Stored dataset items:

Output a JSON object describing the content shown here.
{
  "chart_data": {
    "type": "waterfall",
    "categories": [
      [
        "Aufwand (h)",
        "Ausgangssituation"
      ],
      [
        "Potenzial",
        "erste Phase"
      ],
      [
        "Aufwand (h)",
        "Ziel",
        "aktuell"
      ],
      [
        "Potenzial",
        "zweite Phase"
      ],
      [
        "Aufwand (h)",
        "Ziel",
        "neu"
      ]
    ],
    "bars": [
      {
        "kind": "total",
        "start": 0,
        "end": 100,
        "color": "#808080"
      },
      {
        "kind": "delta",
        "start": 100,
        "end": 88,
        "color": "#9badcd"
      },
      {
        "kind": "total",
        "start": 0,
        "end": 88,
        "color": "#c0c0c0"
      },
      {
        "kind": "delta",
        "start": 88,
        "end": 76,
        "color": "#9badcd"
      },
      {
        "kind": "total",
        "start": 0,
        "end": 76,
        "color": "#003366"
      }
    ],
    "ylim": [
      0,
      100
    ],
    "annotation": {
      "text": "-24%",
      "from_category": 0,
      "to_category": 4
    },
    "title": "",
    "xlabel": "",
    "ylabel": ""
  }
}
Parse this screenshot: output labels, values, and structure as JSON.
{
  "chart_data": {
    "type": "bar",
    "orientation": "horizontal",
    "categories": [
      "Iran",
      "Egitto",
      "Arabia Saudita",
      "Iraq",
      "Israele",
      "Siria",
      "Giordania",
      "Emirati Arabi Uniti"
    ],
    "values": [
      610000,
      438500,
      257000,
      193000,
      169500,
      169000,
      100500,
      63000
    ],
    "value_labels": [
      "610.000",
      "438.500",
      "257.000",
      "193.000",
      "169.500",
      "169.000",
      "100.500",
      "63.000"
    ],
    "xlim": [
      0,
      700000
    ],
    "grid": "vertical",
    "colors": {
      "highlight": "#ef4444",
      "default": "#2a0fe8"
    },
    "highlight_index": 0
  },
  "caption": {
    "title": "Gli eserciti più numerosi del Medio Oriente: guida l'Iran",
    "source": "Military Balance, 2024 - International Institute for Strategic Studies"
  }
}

To be done: Find every line that holds "JSON" and copy it.

Output:
Output a JSON object describing the content shown here.
Parse this screenshot: output labels, values, and structure as JSON.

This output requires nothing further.